Records in a dataset ->
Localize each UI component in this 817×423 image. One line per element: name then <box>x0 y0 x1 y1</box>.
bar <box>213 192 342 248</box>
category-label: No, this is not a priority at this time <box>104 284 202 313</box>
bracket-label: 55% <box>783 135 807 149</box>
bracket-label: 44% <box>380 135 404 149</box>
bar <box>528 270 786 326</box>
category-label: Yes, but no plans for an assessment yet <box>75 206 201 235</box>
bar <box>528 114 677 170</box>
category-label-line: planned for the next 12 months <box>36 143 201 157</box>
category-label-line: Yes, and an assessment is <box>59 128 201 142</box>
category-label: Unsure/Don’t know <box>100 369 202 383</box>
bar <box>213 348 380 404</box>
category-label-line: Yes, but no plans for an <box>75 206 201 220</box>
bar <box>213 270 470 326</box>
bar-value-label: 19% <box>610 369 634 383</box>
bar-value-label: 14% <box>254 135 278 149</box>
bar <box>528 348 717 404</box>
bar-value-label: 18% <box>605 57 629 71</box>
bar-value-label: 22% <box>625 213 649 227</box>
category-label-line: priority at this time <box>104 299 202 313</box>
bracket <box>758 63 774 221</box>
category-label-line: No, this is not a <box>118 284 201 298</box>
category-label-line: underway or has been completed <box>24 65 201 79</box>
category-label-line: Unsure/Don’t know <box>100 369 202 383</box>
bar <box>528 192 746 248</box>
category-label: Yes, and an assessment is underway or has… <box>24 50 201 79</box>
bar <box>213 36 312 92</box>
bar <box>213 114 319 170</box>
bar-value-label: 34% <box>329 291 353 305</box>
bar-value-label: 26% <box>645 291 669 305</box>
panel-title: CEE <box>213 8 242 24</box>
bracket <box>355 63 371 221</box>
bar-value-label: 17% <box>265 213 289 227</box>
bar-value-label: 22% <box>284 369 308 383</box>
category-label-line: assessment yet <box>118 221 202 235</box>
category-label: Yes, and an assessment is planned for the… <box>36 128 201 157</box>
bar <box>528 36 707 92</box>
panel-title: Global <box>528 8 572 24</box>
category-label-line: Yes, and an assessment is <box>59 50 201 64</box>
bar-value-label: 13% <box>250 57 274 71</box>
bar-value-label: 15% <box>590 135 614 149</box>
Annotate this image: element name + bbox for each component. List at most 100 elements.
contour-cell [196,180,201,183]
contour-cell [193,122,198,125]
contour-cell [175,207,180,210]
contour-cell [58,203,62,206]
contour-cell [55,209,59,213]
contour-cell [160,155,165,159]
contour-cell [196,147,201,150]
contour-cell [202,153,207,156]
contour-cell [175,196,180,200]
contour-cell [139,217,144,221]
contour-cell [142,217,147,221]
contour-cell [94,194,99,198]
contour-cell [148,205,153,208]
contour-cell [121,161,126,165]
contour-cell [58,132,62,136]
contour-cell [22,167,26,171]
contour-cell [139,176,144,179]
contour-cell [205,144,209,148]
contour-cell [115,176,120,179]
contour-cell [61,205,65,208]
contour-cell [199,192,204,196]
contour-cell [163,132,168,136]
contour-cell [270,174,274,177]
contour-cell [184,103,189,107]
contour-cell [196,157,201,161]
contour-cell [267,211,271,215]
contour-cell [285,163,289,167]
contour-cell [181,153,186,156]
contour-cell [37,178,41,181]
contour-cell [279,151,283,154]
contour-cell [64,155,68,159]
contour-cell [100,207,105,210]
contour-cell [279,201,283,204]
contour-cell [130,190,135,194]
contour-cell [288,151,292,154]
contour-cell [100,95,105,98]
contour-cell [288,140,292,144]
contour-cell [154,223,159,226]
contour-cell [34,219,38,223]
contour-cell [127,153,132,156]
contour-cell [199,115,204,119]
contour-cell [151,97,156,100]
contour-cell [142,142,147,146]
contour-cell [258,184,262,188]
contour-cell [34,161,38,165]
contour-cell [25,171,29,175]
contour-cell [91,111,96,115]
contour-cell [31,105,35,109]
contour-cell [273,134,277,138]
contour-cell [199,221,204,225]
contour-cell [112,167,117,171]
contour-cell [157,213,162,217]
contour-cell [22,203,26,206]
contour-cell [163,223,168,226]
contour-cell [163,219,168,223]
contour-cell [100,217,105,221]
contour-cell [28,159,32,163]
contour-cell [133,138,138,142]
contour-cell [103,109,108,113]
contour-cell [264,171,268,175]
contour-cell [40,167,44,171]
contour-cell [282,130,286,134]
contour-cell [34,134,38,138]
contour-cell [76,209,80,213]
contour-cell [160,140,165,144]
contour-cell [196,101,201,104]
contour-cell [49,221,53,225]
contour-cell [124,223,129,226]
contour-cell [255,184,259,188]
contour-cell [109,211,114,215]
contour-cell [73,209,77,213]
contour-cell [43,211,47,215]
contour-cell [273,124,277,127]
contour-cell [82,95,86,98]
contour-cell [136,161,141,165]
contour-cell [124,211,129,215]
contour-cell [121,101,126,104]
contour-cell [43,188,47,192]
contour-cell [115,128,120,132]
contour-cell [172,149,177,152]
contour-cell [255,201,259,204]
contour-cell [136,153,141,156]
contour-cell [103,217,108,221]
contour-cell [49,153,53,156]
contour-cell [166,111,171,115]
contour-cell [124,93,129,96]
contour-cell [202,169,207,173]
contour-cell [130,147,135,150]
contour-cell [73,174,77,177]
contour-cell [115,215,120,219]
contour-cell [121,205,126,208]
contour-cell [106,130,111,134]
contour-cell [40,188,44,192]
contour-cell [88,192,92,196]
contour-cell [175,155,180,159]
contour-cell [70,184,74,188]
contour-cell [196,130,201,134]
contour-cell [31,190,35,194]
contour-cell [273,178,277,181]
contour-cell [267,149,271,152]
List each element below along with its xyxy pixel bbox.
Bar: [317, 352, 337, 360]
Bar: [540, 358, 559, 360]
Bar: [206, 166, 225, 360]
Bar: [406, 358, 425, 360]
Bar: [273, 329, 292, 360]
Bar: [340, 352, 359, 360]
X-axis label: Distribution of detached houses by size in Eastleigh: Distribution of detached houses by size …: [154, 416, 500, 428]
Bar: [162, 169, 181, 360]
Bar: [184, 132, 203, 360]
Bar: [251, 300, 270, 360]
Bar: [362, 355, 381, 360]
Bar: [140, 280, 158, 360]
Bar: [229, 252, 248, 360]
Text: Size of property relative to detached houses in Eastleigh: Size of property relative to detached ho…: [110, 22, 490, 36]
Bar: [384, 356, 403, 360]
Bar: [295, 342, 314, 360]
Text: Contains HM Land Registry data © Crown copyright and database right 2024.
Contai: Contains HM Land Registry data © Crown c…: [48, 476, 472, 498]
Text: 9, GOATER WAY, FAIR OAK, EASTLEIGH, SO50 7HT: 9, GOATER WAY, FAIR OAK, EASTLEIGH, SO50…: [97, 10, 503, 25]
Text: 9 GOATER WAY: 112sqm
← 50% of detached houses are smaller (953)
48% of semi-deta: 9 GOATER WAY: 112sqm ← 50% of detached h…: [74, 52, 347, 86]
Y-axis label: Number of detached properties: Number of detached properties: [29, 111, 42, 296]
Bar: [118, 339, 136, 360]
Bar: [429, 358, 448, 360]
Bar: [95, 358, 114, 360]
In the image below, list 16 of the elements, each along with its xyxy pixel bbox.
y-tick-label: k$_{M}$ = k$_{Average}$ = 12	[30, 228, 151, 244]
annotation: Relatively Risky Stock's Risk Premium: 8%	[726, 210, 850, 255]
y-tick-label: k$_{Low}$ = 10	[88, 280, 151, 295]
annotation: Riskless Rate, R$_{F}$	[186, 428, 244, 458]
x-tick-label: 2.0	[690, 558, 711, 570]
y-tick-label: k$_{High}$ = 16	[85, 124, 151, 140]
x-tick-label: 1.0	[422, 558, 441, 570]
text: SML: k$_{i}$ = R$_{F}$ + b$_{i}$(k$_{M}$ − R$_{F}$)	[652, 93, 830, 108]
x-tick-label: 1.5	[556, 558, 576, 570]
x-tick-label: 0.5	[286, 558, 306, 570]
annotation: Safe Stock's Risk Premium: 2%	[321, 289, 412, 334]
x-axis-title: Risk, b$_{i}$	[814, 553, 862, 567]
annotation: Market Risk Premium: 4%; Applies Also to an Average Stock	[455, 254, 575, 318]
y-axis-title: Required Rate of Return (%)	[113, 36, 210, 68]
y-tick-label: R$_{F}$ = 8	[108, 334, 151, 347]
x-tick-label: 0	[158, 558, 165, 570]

EXERCISE GOAL ->
Return the data from its first line up to and including the line that contains "panel-title: Global <box>528 8 572 24</box>". Copy each line verbatim.

THE RESULT ->
Localize each UI component in this 817×423 image. One line per element: name then <box>x0 y0 x1 y1</box>.
bar <box>213 192 342 248</box>
category-label: No, this is not a priority at this time <box>104 284 202 313</box>
bracket-label: 55% <box>783 135 807 149</box>
bracket-label: 44% <box>380 135 404 149</box>
bar <box>528 270 786 326</box>
category-label: Yes, but no plans for an assessment yet <box>75 206 201 235</box>
bar <box>528 114 677 170</box>
category-label-line: planned for the next 12 months <box>36 143 201 157</box>
category-label-line: Yes, and an assessment is <box>59 128 201 142</box>
category-label: Unsure/Don’t know <box>100 369 202 383</box>
bar <box>213 348 380 404</box>
category-label-line: Yes, but no plans for an <box>75 206 201 220</box>
bar <box>213 270 470 326</box>
bar-value-label: 19% <box>610 369 634 383</box>
bar-value-label: 14% <box>254 135 278 149</box>
bar <box>528 348 717 404</box>
bar-value-label: 18% <box>605 57 629 71</box>
bar-value-label: 22% <box>625 213 649 227</box>
category-label-line: priority at this time <box>104 299 202 313</box>
bracket <box>758 63 774 221</box>
category-label-line: No, this is not a <box>118 284 201 298</box>
category-label-line: underway or has been completed <box>24 65 201 79</box>
category-label-line: Unsure/Don’t know <box>100 369 202 383</box>
bar <box>528 192 746 248</box>
category-label: Yes, and an assessment is underway or has… <box>24 50 201 79</box>
bar <box>213 36 312 92</box>
bar <box>213 114 319 170</box>
bar-value-label: 34% <box>329 291 353 305</box>
bar-value-label: 26% <box>645 291 669 305</box>
panel-title: CEE <box>213 8 242 24</box>
bracket <box>355 63 371 221</box>
bar-value-label: 17% <box>265 213 289 227</box>
bar-value-label: 22% <box>284 369 308 383</box>
category-label-line: assessment yet <box>118 221 202 235</box>
category-label: Yes, and an assessment is planned for the… <box>36 128 201 157</box>
bar <box>528 36 707 92</box>
panel-title: Global <box>528 8 572 24</box>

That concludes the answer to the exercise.